RECORDS:
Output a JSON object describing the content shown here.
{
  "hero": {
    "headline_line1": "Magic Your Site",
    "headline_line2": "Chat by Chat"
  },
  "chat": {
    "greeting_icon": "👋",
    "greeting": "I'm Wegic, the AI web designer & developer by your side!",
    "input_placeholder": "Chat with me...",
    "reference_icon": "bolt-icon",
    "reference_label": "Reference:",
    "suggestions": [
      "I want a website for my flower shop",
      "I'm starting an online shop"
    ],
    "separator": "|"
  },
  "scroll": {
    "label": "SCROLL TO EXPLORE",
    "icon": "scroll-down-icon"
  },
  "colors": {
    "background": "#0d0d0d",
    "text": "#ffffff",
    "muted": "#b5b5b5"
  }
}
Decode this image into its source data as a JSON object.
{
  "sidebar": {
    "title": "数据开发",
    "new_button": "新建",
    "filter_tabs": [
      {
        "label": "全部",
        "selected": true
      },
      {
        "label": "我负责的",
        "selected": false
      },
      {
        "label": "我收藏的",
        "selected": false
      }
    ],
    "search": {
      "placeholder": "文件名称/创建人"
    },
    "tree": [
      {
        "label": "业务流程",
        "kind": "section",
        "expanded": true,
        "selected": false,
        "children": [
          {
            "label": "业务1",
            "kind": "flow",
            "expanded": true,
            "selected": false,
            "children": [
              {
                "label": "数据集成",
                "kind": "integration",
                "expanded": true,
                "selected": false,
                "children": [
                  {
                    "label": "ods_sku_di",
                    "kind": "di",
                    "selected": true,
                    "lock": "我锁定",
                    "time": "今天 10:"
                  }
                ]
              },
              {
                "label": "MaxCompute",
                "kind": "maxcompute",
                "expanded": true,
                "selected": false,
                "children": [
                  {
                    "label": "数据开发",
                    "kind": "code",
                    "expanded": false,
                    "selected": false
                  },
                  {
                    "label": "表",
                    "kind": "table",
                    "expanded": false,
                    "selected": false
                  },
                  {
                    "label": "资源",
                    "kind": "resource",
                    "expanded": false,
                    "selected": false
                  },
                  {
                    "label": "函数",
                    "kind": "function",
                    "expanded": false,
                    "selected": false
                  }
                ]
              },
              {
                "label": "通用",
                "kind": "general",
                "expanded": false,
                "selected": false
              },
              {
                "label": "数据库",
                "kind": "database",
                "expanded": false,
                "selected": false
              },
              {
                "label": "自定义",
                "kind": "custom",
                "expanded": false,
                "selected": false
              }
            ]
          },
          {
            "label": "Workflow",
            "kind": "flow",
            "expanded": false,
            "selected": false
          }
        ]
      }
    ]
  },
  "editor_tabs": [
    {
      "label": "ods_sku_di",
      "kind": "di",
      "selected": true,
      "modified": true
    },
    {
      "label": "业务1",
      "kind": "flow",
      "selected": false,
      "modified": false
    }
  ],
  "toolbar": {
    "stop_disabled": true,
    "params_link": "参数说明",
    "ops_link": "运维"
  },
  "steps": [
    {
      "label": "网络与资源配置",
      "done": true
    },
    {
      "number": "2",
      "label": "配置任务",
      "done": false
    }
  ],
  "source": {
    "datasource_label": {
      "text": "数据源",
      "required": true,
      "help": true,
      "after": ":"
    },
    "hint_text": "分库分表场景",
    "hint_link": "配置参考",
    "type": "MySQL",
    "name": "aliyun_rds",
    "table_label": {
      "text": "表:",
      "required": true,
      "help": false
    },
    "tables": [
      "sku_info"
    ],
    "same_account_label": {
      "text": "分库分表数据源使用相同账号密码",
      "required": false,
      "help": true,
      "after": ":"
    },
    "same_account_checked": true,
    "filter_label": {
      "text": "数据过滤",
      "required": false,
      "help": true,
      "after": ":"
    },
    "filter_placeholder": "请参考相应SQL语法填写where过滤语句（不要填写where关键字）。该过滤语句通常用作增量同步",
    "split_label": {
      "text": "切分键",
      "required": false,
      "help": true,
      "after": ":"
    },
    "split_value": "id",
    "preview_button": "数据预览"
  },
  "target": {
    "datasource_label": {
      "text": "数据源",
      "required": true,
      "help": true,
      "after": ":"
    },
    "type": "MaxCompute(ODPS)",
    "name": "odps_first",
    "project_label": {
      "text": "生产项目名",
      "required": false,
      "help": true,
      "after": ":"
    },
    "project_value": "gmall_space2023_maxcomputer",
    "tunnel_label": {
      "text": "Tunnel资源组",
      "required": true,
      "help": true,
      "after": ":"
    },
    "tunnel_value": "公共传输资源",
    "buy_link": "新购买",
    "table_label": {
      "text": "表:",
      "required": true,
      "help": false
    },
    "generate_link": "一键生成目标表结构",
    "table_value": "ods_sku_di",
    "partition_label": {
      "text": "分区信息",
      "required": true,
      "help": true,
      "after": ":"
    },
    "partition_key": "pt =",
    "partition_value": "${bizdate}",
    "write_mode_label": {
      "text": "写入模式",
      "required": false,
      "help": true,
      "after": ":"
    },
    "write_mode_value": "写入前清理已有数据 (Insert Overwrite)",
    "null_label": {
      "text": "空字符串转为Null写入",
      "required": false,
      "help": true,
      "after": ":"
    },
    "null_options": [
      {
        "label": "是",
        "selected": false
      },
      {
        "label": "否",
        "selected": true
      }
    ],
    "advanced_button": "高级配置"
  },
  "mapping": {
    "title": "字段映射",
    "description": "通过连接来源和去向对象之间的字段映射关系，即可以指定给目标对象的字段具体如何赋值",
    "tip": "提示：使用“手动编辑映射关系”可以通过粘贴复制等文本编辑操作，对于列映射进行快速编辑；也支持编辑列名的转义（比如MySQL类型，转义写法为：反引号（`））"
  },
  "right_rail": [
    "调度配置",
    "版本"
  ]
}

WHAT THIS TASK INVOLVES:
Take the listing above and write it out again exactly.

FINISHED EXERCISE:
Output a JSON object describing the content shown here.
{
  "hero": {
    "headline_line1": "Magic Your Site",
    "headline_line2": "Chat by Chat"
  },
  "chat": {
    "greeting_icon": "👋",
    "greeting": "I'm Wegic, the AI web designer & developer by your side!",
    "input_placeholder": "Chat with me...",
    "reference_icon": "bolt-icon",
    "reference_label": "Reference:",
    "suggestions": [
      "I want a website for my flower shop",
      "I'm starting an online shop"
    ],
    "separator": "|"
  },
  "scroll": {
    "label": "SCROLL TO EXPLORE",
    "icon": "scroll-down-icon"
  },
  "colors": {
    "background": "#0d0d0d",
    "text": "#ffffff",
    "muted": "#b5b5b5"
  }
}
Decode this image into its source data as a JSON object.
{
  "sidebar": {
    "title": "数据开发",
    "new_button": "新建",
    "filter_tabs": [
      {
        "label": "全部",
        "selected": true
      },
      {
        "label": "我负责的",
        "selected": false
      },
      {
        "label": "我收藏的",
        "selected": false
      }
    ],
    "search": {
      "placeholder": "文件名称/创建人"
    },
    "tree": [
      {
        "label": "业务流程",
        "kind": "section",
        "expanded": true,
        "selected": false,
        "children": [
          {
            "label": "业务1",
            "kind": "flow",
            "expanded": true,
            "selected": false,
            "children": [
              {
                "label": "数据集成",
                "kind": "integration",
                "expanded": true,
                "selected": false,
                "children": [
                  {
                    "label": "ods_sku_di",
                    "kind": "di",
                    "selected": true,
                    "lock": "我锁定",
                    "time": "今天 10:"
                  }
                ]
              },
              {
                "label": "MaxCompute",
                "kind": "maxcompute",
                "expanded": true,
                "selected": false,
                "children": [
                  {
                    "label": "数据开发",
                    "kind": "code",
                    "expanded": false,
                    "selected": false
                  },
                  {
                    "label": "表",
                    "kind": "table",
                    "expanded": false,
                    "selected": false
                  },
                  {
                    "label": "资源",
                    "kind": "resource",
                    "expanded": false,
                    "selected": false
                  },
                  {
                    "label": "函数",
                    "kind": "function",
                    "expanded": false,
                    "selected": false
                  }
                ]
              },
              {
                "label": "通用",
                "kind": "general",
                "expanded": false,
                "selected": false
              },
              {
                "label": "数据库",
                "kind": "database",
                "expanded": false,
                "selected": false
              },
              {
                "label": "自定义",
                "kind": "custom",
                "expanded": false,
                "selected": false
              }
            ]
          },
          {
            "label": "Workflow",
            "kind": "flow",
            "expanded": false,
            "selected": false
          }
        ]
      }
    ]
  },
  "editor_tabs": [
    {
      "label": "ods_sku_di",
      "kind": "di",
      "selected": true,
      "modified": true
    },
    {
      "label": "业务1",
      "kind": "flow",
      "selected": false,
      "modified": false
    }
  ],
  "toolbar": {
    "stop_disabled": true,
    "params_link": "参数说明",
    "ops_link": "运维"
  },
  "steps": [
    {
      "label": "网络与资源配置",
      "done": true
    },
    {
      "number": "2",
      "label": "配置任务",
      "done": false
    }
  ],
  "source": {
    "datasource_label": {
      "text": "数据源",
      "required": true,
      "help": true,
      "after": ":"
    },
    "hint_text": "分库分表场景",
    "hint_link": "配置参考",
    "type": "MySQL",
    "name": "aliyun_rds",
    "table_label": {
      "text": "表:",
      "required": true,
      "help": false
    },
    "tables": [
      "sku_info"
    ],
    "same_account_label": {
      "text": "分库分表数据源使用相同账号密码",
      "required": false,
      "help": true,
      "after": ":"
    },
    "same_account_checked": true,
    "filter_label": {
      "text": "数据过滤",
      "required": false,
      "help": true,
      "after": ":"
    },
    "filter_placeholder": "请参考相应SQL语法填写where过滤语句（不要填写where关键字）。该过滤语句通常用作增量同步",
    "split_label": {
      "text": "切分键",
      "required": false,
      "help": true,
      "after": ":"
    },
    "split_value": "id",
    "preview_button": "数据预览"
  },
  "target": {
    "datasource_label": {
      "text": "数据源",
      "required": true,
      "help": true,
      "after": ":"
    },
    "type": "MaxCompute(ODPS)",
    "name": "odps_first",
    "project_label": {
      "text": "生产项目名",
      "required": false,
      "help": true,
      "after": ":"
    },
    "project_value": "gmall_space2023_maxcomputer",
    "tunnel_label": {
      "text": "Tunnel资源组",
      "required": true,
      "help": true,
      "after": ":"
    },
    "tunnel_value": "公共传输资源",
    "buy_link": "新购买",
    "table_label": {
      "text": "表:",
      "required": true,
      "help": false
    },
    "generate_link": "一键生成目标表结构",
    "table_value": "ods_sku_di",
    "partition_label": {
      "text": "分区信息",
      "required": true,
      "help": true,
      "after": ":"
    },
    "partition_key": "pt =",
    "partition_value": "${bizdate}",
    "write_mode_label": {
      "text": "写入模式",
      "required": false,
      "help": true,
      "after": ":"
    },
    "write_mode_value": "写入前清理已有数据 (Insert Overwrite)",
    "null_label": {
      "text": "空字符串转为Null写入",
      "required": false,
      "help": true,
      "after": ":"
    },
    "null_options": [
      {
        "label": "是",
        "selected": false
      },
      {
        "label": "否",
        "selected": true
      }
    ],
    "advanced_button": "高级配置"
  },
  "mapping": {
    "title": "字段映射",
    "description": "通过连接来源和去向对象之间的字段映射关系，即可以指定给目标对象的字段具体如何赋值",
    "tip": "提示：使用“手动编辑映射关系”可以通过粘贴复制等文本编辑操作，对于列映射进行快速编辑；也支持编辑列名的转义（比如MySQL类型，转义写法为：反引号（`））"
  },
  "right_rail": [
    "调度配置",
    "版本"
  ]
}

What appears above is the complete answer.